§ **Exercise brief**:
The answer must consist of each line of the records below that contains the string "bounding".

____ Record set

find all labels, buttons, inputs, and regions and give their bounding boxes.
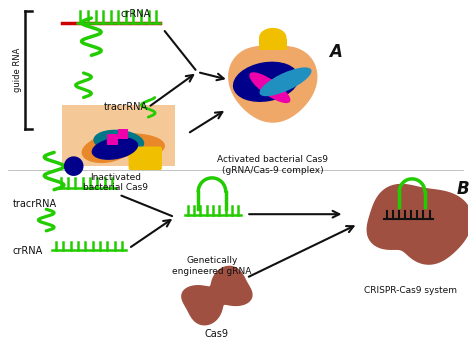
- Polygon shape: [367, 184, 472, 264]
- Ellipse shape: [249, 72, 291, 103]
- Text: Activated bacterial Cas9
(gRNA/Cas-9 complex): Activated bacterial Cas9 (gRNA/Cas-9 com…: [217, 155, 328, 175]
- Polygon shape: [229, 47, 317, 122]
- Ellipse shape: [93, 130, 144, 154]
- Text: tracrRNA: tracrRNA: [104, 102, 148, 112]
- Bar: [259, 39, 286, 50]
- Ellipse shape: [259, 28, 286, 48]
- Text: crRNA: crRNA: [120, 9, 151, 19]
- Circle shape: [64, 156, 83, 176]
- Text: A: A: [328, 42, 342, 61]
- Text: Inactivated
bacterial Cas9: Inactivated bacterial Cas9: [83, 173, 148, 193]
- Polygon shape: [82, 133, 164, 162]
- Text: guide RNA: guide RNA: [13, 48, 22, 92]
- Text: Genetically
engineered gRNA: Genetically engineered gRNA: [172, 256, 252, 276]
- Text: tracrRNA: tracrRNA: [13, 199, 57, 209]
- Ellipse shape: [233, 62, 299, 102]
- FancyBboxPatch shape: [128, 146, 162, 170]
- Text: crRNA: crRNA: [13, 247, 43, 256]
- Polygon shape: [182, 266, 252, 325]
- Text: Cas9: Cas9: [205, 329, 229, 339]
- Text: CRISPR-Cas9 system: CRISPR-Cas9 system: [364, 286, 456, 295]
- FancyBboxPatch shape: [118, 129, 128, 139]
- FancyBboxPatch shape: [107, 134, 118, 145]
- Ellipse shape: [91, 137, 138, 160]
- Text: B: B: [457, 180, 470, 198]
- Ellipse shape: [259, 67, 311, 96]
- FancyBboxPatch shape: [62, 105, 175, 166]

________
____ Record set

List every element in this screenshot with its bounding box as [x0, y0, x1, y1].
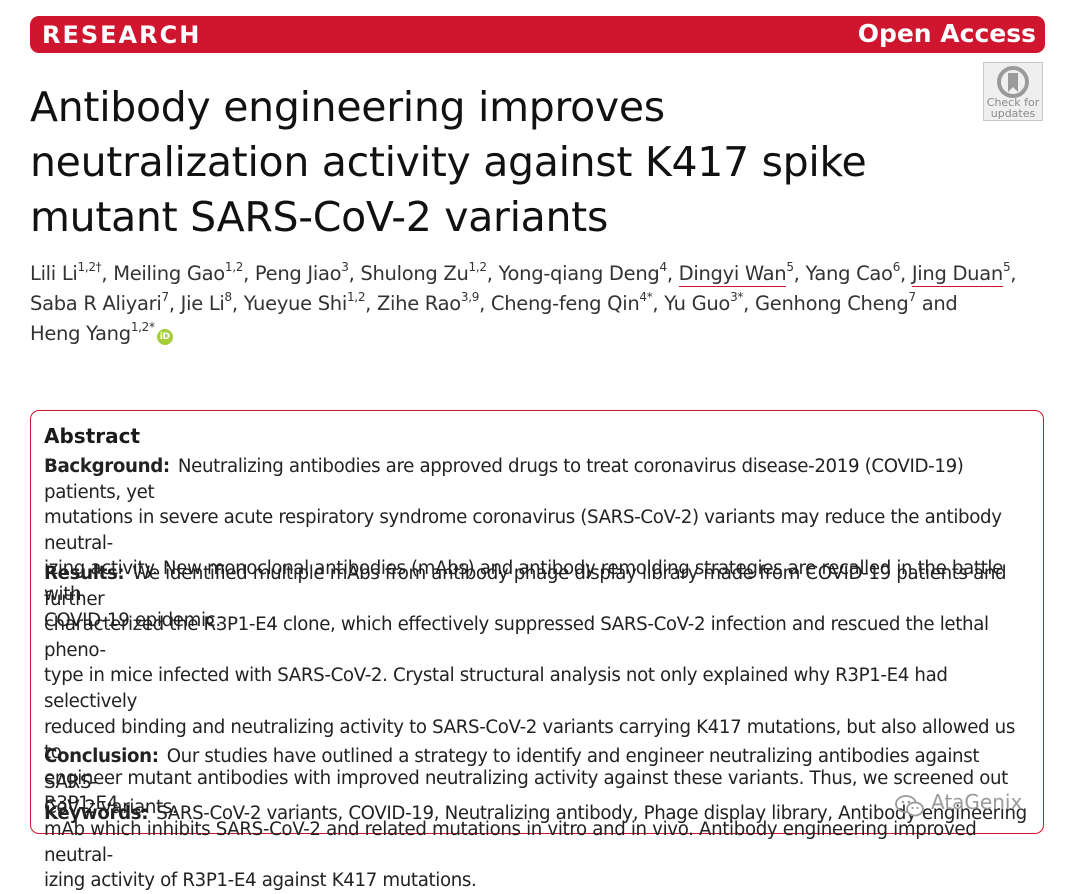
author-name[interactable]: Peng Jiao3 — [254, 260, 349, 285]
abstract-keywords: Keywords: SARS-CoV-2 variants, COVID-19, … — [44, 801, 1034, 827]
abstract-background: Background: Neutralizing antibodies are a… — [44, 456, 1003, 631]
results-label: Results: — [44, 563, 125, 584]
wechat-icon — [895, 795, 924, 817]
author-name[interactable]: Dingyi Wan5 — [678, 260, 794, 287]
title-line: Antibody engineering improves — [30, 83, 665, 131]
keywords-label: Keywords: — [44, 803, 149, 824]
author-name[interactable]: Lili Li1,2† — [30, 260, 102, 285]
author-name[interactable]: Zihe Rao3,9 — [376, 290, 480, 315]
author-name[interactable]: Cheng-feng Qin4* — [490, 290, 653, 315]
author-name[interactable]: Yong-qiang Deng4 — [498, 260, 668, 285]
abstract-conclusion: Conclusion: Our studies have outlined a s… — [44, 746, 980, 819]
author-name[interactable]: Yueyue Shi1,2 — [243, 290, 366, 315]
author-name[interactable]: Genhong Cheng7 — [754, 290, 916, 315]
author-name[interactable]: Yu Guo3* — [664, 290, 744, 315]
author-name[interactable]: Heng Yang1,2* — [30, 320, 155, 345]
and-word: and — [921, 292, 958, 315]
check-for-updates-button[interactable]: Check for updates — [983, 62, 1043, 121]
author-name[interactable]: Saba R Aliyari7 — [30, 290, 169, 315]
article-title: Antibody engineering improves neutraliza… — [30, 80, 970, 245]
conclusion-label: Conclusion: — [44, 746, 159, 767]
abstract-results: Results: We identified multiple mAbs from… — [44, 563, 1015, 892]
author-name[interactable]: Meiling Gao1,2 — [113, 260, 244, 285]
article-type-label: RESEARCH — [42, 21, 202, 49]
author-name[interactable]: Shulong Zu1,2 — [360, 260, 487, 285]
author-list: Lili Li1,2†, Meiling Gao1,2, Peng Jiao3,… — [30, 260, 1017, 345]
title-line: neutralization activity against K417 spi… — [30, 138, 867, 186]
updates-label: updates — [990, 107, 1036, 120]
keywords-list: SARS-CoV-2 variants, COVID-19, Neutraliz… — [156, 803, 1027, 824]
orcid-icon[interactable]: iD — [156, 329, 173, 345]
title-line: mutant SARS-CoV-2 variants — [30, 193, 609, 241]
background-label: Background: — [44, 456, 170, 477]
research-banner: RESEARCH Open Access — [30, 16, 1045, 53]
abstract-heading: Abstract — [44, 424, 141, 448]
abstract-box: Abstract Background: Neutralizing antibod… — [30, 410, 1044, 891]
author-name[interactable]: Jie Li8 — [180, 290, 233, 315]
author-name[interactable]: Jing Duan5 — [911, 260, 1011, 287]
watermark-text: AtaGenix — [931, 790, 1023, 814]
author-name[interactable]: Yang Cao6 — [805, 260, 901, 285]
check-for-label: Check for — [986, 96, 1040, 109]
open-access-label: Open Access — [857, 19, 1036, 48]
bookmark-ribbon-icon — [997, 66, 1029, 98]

________

§ **Solution**:
find all labels, buttons, inputs, and regions and give their bounding boxes.
List every element in this screenshot with its bounding box as [x0, y0, x1, y1].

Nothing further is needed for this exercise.